- Instruction
Reproduce every entry that follows word for word, but omit the images.
____ Provided records
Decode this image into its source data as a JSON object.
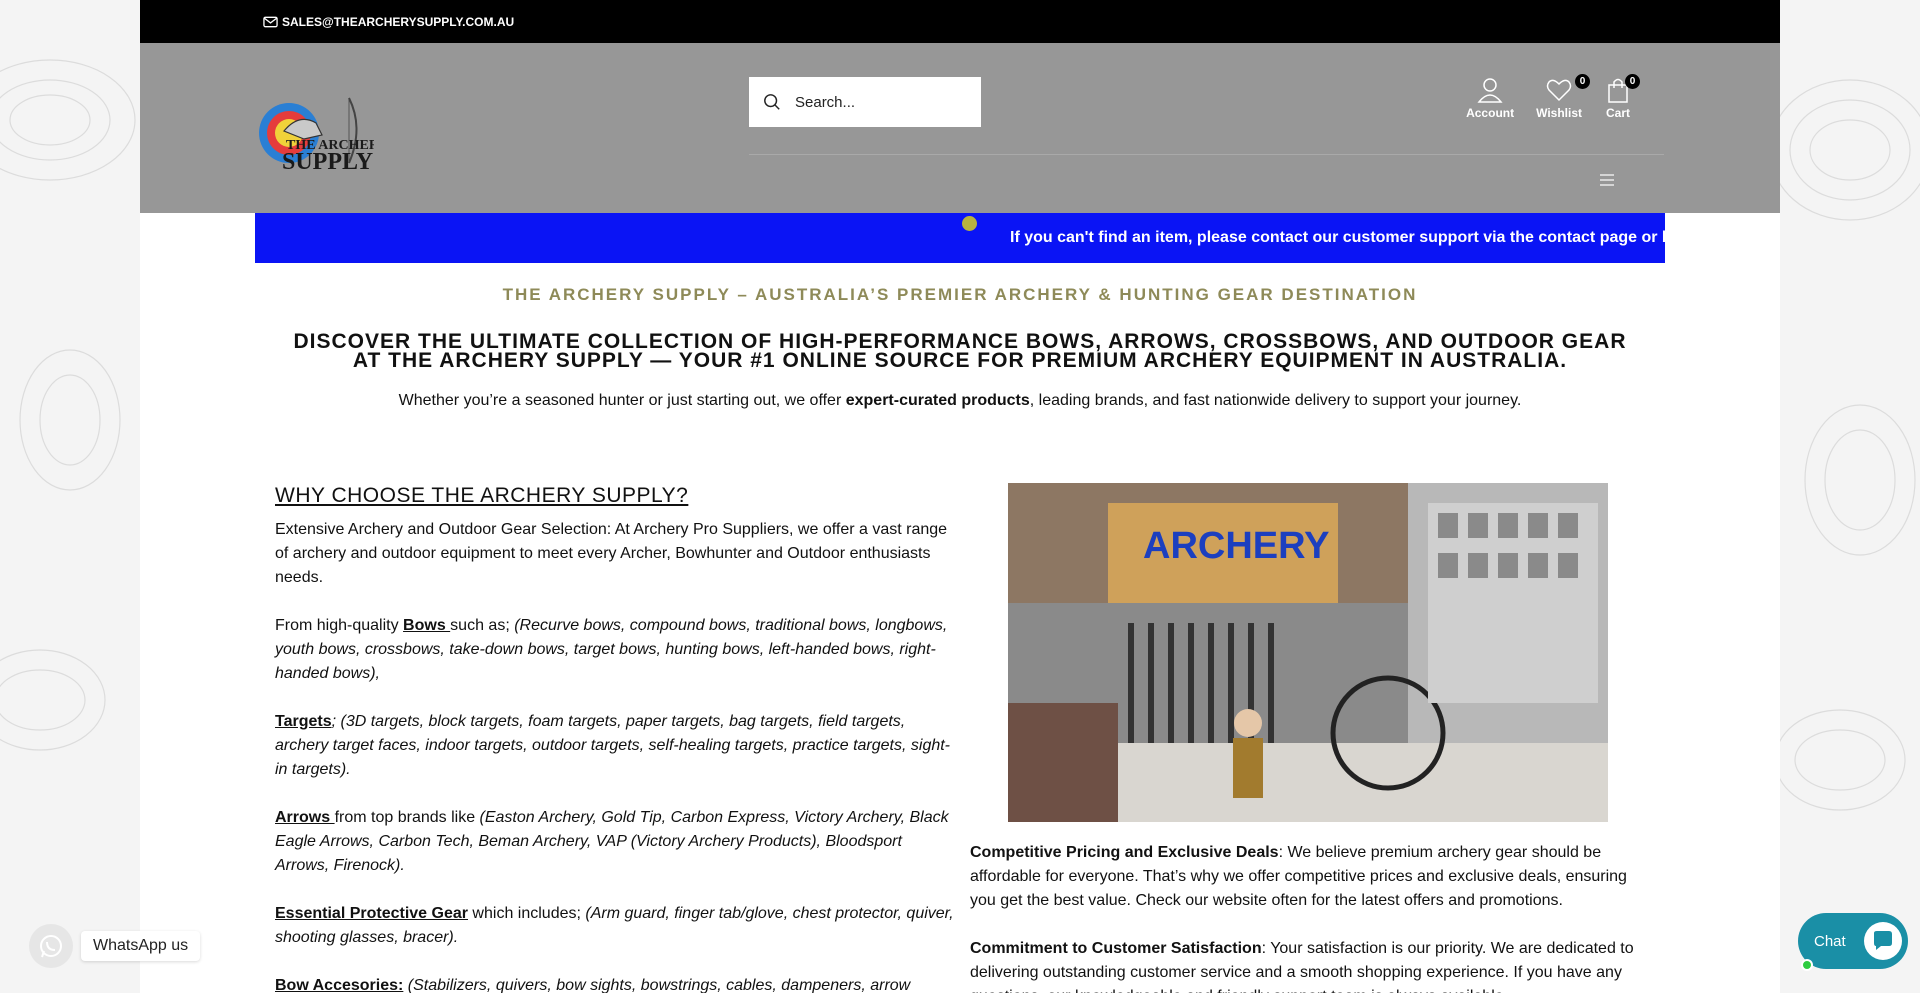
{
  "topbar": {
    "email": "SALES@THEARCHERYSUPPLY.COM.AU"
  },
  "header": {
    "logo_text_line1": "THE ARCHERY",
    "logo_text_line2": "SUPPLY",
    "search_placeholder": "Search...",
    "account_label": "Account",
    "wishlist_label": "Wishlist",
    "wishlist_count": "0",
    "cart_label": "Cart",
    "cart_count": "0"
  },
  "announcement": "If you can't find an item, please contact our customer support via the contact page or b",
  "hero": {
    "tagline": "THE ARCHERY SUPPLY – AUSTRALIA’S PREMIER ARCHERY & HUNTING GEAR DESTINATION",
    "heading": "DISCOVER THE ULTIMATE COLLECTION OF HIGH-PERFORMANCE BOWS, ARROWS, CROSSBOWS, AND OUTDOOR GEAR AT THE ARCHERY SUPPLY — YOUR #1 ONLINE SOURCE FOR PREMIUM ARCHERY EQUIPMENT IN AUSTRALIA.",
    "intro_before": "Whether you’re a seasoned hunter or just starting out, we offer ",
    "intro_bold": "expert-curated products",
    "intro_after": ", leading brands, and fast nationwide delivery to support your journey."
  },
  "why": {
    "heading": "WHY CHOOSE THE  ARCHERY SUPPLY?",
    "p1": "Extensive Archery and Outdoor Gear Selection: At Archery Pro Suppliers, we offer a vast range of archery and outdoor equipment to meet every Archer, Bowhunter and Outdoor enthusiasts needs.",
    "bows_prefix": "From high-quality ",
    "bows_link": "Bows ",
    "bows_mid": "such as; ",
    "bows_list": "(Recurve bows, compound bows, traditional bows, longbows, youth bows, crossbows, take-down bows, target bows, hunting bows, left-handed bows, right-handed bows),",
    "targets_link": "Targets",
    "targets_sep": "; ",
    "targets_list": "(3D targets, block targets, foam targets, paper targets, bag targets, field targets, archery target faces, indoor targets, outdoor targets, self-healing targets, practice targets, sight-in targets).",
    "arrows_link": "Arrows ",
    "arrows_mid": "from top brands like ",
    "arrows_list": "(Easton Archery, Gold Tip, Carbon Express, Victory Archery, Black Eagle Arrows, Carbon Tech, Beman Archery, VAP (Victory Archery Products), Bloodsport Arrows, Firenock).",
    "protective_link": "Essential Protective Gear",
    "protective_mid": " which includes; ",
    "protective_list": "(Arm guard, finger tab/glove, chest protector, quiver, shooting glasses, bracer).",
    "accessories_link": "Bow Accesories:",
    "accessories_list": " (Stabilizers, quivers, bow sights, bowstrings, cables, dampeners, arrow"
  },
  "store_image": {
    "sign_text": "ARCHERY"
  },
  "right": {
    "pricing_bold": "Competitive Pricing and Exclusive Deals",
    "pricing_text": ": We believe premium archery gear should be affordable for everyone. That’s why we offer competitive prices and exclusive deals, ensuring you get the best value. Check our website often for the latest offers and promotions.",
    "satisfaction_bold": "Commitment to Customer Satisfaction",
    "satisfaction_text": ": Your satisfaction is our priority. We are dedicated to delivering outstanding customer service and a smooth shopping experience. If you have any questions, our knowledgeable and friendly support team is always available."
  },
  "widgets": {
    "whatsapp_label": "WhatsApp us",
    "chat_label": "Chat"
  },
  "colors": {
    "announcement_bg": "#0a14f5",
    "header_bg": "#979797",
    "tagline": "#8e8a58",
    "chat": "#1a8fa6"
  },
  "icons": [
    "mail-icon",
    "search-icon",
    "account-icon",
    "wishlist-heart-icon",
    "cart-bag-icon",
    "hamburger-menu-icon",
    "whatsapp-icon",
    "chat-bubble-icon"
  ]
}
________
- Reply to the exercise
Decode this image into its source data as a JSON object.
{
  "topbar": {
    "email": "SALES@THEARCHERYSUPPLY.COM.AU"
  },
  "header": {
    "logo_text_line1": "THE ARCHERY",
    "logo_text_line2": "SUPPLY",
    "search_placeholder": "Search...",
    "account_label": "Account",
    "wishlist_label": "Wishlist",
    "wishlist_count": "0",
    "cart_label": "Cart",
    "cart_count": "0"
  },
  "announcement": "If you can't find an item, please contact our customer support via the contact page or b",
  "hero": {
    "tagline": "THE ARCHERY SUPPLY – AUSTRALIA’S PREMIER ARCHERY & HUNTING GEAR DESTINATION",
    "heading": "DISCOVER THE ULTIMATE COLLECTION OF HIGH-PERFORMANCE BOWS, ARROWS, CROSSBOWS, AND OUTDOOR GEAR AT THE ARCHERY SUPPLY — YOUR #1 ONLINE SOURCE FOR PREMIUM ARCHERY EQUIPMENT IN AUSTRALIA.",
    "intro_before": "Whether you’re a seasoned hunter or just starting out, we offer ",
    "intro_bold": "expert-curated products",
    "intro_after": ", leading brands, and fast nationwide delivery to support your journey."
  },
  "why": {
    "heading": "WHY CHOOSE THE  ARCHERY SUPPLY?",
    "p1": "Extensive Archery and Outdoor Gear Selection: At Archery Pro Suppliers, we offer a vast range of archery and outdoor equipment to meet every Archer, Bowhunter and Outdoor enthusiasts needs.",
    "bows_prefix": "From high-quality ",
    "bows_link": "Bows ",
    "bows_mid": "such as; ",
    "bows_list": "(Recurve bows, compound bows, traditional bows, longbows, youth bows, crossbows, take-down bows, target bows, hunting bows, left-handed bows, right-handed bows),",
    "targets_link": "Targets",
    "targets_sep": "; ",
    "targets_list": "(3D targets, block targets, foam targets, paper targets, bag targets, field targets, archery target faces, indoor targets, outdoor targets, self-healing targets, practice targets, sight-in targets).",
    "arrows_link": "Arrows ",
    "arrows_mid": "from top brands like ",
    "arrows_list": "(Easton Archery, Gold Tip, Carbon Express, Victory Archery, Black Eagle Arrows, Carbon Tech, Beman Archery, VAP (Victory Archery Products), Bloodsport Arrows, Firenock).",
    "protective_link": "Essential Protective Gear",
    "protective_mid": " which includes; ",
    "protective_list": "(Arm guard, finger tab/glove, chest protector, quiver, shooting glasses, bracer).",
    "accessories_link": "Bow Accesories:",
    "accessories_list": " (Stabilizers, quivers, bow sights, bowstrings, cables, dampeners, arrow"
  },
  "store_image": {
    "sign_text": "ARCHERY"
  },
  "right": {
    "pricing_bold": "Competitive Pricing and Exclusive Deals",
    "pricing_text": ": We believe premium archery gear should be affordable for everyone. That’s why we offer competitive prices and exclusive deals, ensuring you get the best value. Check our website often for the latest offers and promotions.",
    "satisfaction_bold": "Commitment to Customer Satisfaction",
    "satisfaction_text": ": Your satisfaction is our priority. We are dedicated to delivering outstanding customer service and a smooth shopping experience. If you have any questions, our knowledgeable and friendly support team is always available."
  },
  "widgets": {
    "whatsapp_label": "WhatsApp us",
    "chat_label": "Chat"
  },
  "colors": {
    "announcement_bg": "#0a14f5",
    "header_bg": "#979797",
    "tagline": "#8e8a58",
    "chat": "#1a8fa6"
  },
  "icons": [
    "mail-icon",
    "search-icon",
    "account-icon",
    "wishlist-heart-icon",
    "cart-bag-icon",
    "hamburger-menu-icon",
    "whatsapp-icon",
    "chat-bubble-icon"
  ]
}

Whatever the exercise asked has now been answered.